[ACTIONS À MENER]
A – D'après le texte présenté, quelle somme servira à combler le retard du numérique en santé, et sur quelle durée ?
B – Indiquez, s'il vous plaît, si chacune des affirmations suivantes concorde avec le texte présenté, en répondant par oui ou non et en citant les mots qui tranchent. (i) Les projets supérieurs à 100 millions relèveront des conférences régionales d'investissement en santé. (ii) Le COPERMO est appelé à disparaître. (iii) Les 2,1 milliards d'euros destinés aux établissements médico-sociaux seront engagés sur 3 ans.
C – Reproduisez le passage du texte présenté qui commence par « L’adaptation de la » et se poursuit jusqu'à « les instances décisionnelles. ».

[TEXTE PRÉSENTÉ]
• • • •
Un investissement de 6 milliards d’euros :
En plus des 13 Mds d’euros déjà annoncés pour la reprise de la dette des établissements, 6 Mds supplémentaires seront ainsi répartis :

2,1 Mds d’euros seront consacrés, sur 5 ans à la transformation, la rénovation et l’équipement des établissements médico-sociaux, dont les Ehpad dont « au moins un quart des places pourront être rénovées, accessibles et conformes à la rénovation énergétique ».
2,5Mds d’euros seront engagés, sur la même période, pour des projets hospitaliers prioritaires et des investissements ville-hôpital,
1,4 Md servira à combler sur 3 ans le retard du numérique en santé.

L’adaptation de la gouvernance :
Souvent présentée comme trop administrative et technocratique surtout depuis la loi HPST, la gouvernance hospitalière devrait être :
plus participative redonnant au service une place plus importante dans les décisions,
plus médicalisée dans les instances décisionnelles.
Le Ministre a même évoqué la possibilité d’une adaptation aux situations locales.
Cette annonce reste encore floue sur son contenu et sa mise en œuvre.

Une plus grande place aux territoires :
C’est une revendication déjà ancienne qui a été fortement exprimée par les différentes contributions « post-covid » au Ségur. La proposition prend plusieurs aspects :
une déconcentration des décisions d’investissements. Le COPERMO (comité interministériel de la performance et de la modernisation de l’offre de soins), qui instruit et valide les investissements hospitaliers, mais dont le sigle reste surtout associé aux fermetures de lits et aux plans de retour à l’équilibre financier, va disparaitre.
une plus grande participation des élus à l’appréciation des besoins et aux décisions d’investissement. Les projets supérieurs à 100 millions seront examinés par un conseil national de l’investissement qui dès 2021 remplacera le COPERMO, les autres projets étant du ressort de conférences régionales d’investissement en santé au sein desquelles, les collectivités locales et les élus seront présents.
le renforcement de l’échelon départemental des ARS, bien que cette orientation n’aille pas dans le sens de la décentralisation souhaitée par de nombreux acteurs.

Le développement des téléconsultations.
Il s’agit de proroger le dispositif mis en place pendant la crise qui avait permis de s’affranchir de nombreux freins administratifs, et en particulier la suppression de l’obligation, pour le médecin, de connaitre déjà le patient avant la téléconsultation.
• • • •
[EXTRAITS DE DONNÉES]
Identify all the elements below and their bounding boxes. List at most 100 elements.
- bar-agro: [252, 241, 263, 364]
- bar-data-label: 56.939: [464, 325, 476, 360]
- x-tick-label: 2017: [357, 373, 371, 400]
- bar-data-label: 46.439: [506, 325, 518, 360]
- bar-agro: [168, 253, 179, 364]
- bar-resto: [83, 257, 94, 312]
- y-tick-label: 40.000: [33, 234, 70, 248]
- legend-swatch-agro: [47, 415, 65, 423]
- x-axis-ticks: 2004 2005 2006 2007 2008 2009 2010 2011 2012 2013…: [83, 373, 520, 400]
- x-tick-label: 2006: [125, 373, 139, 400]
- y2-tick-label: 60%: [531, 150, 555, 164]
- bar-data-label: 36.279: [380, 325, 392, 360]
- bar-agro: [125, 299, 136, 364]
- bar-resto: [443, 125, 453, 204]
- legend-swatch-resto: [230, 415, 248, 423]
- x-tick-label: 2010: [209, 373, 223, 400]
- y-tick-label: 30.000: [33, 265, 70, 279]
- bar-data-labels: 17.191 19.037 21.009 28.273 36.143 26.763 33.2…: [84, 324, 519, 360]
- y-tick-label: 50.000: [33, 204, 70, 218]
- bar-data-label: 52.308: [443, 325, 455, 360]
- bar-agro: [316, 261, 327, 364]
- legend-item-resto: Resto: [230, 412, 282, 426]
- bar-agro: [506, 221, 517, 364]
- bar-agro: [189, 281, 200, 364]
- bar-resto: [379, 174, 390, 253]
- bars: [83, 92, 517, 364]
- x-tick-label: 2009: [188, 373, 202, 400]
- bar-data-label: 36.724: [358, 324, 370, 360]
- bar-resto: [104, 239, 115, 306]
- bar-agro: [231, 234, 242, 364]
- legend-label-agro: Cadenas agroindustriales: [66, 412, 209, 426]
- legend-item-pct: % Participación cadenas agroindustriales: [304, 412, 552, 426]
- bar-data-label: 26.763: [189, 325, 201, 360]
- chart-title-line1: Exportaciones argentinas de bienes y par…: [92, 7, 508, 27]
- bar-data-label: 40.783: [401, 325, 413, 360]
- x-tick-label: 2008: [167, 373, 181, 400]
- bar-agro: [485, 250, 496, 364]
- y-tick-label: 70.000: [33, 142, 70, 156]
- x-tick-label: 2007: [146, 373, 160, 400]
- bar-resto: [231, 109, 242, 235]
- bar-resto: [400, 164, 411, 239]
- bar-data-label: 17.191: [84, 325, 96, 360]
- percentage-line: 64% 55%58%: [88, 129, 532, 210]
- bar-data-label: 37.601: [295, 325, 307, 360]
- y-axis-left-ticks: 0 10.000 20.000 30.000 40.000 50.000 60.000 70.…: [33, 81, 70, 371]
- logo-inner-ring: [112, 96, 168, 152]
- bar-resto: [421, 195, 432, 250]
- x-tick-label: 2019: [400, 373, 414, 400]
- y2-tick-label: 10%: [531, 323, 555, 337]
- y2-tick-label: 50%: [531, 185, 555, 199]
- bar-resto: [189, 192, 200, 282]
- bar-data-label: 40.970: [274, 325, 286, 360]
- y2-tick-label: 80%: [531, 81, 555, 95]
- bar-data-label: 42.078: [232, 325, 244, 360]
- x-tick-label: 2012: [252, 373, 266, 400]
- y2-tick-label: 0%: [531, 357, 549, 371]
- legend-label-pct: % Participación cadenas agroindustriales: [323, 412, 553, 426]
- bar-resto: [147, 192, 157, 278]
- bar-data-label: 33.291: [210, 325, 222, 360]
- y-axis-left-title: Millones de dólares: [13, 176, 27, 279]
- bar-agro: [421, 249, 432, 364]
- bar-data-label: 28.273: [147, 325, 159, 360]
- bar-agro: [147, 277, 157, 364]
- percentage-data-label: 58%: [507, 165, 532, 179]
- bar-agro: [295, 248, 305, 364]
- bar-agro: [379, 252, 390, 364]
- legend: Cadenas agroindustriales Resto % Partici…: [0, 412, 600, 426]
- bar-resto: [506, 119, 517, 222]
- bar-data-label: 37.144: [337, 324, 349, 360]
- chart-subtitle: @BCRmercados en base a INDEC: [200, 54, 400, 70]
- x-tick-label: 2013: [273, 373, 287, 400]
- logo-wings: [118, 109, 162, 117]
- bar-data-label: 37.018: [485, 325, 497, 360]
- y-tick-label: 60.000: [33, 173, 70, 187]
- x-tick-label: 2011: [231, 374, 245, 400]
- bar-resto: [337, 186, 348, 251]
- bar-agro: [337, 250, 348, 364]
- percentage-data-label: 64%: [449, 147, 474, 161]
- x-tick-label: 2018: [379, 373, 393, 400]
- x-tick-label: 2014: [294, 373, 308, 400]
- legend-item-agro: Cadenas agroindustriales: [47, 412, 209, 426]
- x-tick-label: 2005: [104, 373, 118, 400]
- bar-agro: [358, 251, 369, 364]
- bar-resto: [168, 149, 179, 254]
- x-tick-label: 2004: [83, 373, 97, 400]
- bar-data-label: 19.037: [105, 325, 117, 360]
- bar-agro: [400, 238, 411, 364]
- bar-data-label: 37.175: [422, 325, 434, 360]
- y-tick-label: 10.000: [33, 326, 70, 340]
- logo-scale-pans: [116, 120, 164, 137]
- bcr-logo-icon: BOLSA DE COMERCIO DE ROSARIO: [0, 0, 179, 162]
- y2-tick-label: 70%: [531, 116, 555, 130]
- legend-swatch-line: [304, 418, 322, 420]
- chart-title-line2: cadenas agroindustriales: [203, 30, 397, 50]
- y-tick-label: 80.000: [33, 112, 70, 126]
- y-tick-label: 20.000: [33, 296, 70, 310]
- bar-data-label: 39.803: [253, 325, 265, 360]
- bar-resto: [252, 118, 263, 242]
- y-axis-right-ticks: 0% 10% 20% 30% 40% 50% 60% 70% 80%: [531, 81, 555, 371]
• • • •
[RÉPONSES RÉDIGÉES]
A – 1,4 milliard d'euros, sur 3 ans.

B –
(i) Non : « Les projets supérieurs à 100 millions seront examinés par un conseil national de l’investissement qui dès 2021 remplacera le COPERMO ».
(ii) Oui : « mais dont le sigle reste surtout associé aux fermetures de lits et aux plans de retour à l’équilibre financier, va disparaitre ».
(iii) Non : « 2,1 Mds d’euros seront consacrés, sur 5 ans à la transformation, la rénovation et l’équipement des établissements médico-sociaux ».

C –
L’adaptation de la gouvernance :
Souvent présentée comme trop administrative et technocratique surtout depuis la loi HPST, la gouvernance hospitalière devrait être :
plus participative redonnant au service une place plus importante dans les décisions,
plus médicalisée dans les instances décisionnelles.